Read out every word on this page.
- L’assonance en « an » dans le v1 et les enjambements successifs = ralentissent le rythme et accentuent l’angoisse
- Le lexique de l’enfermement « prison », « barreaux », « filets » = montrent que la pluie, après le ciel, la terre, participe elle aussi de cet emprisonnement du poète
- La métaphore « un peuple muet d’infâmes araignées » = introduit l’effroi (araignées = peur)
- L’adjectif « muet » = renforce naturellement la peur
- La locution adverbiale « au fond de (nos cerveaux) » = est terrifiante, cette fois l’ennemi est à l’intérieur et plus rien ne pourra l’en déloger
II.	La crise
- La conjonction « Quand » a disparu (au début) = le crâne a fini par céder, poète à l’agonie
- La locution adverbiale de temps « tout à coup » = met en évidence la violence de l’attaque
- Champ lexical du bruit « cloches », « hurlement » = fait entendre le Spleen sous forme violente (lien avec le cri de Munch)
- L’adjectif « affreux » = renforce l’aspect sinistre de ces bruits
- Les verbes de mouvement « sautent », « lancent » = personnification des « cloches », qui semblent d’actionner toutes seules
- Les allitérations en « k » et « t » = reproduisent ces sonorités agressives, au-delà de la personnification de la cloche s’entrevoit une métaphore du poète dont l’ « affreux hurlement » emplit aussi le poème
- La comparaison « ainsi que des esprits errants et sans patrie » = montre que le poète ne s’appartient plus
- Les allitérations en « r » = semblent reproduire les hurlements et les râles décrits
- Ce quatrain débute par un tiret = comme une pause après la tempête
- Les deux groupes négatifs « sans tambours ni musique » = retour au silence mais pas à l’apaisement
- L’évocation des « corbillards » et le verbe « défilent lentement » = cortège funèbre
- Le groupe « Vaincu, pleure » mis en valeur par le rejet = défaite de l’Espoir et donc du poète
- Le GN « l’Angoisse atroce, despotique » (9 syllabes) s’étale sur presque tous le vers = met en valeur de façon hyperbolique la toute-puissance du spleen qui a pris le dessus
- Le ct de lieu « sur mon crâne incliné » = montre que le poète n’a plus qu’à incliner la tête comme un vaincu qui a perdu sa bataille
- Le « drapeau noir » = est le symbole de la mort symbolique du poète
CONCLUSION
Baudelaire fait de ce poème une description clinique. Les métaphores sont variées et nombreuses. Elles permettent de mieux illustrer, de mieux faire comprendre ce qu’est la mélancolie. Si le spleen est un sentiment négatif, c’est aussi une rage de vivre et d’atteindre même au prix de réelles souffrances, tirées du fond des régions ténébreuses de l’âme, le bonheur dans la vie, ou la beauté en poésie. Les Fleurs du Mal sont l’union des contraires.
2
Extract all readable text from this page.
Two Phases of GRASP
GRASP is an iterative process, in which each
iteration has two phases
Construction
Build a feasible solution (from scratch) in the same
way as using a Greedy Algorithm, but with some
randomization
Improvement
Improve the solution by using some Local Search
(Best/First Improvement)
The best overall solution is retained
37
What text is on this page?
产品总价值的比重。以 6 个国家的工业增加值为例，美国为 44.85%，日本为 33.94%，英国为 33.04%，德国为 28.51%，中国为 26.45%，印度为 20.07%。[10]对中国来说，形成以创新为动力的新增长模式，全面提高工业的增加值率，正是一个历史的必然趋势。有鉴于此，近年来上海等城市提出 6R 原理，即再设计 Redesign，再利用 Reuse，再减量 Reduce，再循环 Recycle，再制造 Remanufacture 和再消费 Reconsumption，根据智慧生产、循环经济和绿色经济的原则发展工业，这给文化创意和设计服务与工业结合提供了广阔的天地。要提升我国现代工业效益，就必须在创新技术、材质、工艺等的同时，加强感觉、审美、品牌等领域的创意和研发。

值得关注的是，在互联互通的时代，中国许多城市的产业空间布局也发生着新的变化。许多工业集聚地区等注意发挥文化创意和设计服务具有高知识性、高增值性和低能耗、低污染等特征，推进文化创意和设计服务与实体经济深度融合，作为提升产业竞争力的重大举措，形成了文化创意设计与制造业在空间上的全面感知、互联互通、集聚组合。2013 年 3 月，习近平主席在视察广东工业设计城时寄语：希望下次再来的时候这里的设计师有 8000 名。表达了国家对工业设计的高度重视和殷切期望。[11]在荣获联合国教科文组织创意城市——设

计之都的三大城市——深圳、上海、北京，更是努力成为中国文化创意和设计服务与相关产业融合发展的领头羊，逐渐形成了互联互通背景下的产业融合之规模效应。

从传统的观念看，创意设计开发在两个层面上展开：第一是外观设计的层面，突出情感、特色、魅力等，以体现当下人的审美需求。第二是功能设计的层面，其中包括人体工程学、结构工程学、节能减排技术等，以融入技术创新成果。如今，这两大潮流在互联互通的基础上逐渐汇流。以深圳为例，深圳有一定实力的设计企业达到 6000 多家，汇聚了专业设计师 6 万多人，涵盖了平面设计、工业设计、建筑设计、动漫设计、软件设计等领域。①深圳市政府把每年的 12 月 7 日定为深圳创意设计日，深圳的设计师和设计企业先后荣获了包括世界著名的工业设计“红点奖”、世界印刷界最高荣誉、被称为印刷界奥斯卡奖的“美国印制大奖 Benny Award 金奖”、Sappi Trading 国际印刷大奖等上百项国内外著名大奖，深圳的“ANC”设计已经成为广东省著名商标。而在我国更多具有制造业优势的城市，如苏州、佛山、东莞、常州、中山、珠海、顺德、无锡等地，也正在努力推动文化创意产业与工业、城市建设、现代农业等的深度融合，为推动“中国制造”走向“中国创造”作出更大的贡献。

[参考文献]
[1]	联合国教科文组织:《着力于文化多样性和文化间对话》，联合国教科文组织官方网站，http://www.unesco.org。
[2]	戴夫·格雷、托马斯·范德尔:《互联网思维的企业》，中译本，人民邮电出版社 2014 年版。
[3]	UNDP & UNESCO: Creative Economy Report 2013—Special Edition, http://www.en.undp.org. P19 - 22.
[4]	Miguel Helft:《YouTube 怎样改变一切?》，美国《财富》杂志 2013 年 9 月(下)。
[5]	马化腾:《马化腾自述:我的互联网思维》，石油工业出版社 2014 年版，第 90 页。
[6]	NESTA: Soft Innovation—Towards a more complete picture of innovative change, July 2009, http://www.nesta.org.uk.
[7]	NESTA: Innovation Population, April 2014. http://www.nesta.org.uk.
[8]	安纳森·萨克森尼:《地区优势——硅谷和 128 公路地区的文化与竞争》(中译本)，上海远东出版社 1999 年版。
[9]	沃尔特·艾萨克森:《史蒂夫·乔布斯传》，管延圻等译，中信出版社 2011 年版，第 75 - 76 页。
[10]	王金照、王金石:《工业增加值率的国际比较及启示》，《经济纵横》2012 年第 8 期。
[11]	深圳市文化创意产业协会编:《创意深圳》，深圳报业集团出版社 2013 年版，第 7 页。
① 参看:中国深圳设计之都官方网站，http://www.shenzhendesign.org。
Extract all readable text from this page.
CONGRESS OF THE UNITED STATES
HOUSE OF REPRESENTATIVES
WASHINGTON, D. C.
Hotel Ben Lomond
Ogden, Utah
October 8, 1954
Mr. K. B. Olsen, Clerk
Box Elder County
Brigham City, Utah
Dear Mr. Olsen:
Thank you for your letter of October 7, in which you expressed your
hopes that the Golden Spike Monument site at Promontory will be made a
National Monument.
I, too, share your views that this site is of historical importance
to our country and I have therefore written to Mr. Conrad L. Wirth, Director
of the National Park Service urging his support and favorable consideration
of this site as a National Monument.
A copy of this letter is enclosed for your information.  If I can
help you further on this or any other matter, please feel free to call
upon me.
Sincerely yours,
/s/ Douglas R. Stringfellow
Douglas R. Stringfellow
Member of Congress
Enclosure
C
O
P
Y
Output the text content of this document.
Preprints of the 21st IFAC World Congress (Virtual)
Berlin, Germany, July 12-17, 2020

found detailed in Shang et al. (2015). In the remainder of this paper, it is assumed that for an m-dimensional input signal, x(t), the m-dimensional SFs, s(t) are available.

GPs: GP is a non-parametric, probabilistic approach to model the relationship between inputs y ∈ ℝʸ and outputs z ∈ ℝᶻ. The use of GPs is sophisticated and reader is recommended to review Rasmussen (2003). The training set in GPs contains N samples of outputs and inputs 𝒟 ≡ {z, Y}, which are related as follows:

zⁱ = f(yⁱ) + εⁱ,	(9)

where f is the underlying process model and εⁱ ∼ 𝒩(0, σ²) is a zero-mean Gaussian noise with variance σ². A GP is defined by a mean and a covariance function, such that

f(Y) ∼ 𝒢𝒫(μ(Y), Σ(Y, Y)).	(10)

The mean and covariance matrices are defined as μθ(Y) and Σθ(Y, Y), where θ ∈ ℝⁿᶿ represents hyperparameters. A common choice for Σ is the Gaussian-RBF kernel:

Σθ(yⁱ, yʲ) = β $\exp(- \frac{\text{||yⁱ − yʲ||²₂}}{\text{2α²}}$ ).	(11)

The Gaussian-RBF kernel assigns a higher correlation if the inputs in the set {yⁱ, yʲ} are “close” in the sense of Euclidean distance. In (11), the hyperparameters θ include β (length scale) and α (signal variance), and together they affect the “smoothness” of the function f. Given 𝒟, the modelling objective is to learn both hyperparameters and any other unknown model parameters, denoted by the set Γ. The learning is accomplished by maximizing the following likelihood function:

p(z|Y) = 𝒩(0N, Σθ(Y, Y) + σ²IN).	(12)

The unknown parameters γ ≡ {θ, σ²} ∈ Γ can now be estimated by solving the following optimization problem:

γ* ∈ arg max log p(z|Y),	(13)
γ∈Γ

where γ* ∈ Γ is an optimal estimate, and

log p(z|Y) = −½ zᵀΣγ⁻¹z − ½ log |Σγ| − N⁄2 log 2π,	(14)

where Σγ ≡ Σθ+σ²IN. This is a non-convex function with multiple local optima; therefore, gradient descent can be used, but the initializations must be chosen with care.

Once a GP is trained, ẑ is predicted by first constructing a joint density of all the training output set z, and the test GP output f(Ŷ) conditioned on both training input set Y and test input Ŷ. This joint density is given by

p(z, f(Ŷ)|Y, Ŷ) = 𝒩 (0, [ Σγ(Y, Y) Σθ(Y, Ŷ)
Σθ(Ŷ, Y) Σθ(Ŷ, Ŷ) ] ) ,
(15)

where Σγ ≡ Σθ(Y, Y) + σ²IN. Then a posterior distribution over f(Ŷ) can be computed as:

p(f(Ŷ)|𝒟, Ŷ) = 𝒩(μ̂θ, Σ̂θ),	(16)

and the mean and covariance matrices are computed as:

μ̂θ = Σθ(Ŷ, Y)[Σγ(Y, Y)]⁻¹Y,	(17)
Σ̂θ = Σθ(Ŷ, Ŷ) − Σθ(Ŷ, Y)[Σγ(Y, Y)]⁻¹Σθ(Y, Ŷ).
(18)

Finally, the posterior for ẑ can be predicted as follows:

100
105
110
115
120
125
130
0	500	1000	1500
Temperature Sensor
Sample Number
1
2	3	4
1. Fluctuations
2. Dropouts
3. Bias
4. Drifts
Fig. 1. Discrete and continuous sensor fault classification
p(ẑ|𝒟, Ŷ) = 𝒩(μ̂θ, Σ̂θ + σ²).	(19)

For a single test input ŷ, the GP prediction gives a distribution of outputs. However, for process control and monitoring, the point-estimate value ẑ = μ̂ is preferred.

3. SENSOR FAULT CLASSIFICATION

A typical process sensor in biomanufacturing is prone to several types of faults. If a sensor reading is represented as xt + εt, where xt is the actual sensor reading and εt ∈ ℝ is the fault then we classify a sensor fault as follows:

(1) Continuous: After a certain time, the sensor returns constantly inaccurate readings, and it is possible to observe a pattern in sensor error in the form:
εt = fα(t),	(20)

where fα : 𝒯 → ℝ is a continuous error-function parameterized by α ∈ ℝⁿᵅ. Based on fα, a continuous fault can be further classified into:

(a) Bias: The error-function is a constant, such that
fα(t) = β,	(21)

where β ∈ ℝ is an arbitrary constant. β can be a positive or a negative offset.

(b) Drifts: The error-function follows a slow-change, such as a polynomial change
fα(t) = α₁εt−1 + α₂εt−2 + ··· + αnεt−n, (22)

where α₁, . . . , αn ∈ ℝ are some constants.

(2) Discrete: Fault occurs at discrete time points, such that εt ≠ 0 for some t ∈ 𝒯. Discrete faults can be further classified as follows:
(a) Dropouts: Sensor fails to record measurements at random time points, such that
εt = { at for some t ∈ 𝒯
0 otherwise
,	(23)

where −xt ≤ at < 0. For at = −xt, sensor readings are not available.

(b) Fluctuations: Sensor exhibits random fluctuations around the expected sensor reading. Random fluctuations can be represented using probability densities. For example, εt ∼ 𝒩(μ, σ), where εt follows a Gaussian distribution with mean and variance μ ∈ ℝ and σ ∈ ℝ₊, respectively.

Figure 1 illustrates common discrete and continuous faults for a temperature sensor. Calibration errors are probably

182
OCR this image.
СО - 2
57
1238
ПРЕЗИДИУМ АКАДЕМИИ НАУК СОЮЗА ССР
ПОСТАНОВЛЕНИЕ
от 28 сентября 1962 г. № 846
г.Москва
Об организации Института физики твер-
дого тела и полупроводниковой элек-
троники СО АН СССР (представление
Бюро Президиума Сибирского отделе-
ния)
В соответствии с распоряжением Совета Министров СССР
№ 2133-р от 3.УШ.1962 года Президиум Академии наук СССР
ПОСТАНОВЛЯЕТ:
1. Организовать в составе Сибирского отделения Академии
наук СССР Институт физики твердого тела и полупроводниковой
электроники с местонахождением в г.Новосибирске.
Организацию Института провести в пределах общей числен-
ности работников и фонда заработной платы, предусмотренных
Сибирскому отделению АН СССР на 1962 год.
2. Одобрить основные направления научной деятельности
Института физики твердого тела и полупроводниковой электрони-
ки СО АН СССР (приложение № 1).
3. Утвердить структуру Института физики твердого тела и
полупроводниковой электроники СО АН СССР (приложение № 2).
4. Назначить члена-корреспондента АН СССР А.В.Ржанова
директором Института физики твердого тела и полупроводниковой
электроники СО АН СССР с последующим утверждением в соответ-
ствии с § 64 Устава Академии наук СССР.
# # # #
## SET PROBLEM
Scan the material above and determine how many lines include the word "электроники"; report only the number.

## EXERCISE RESPONSE
3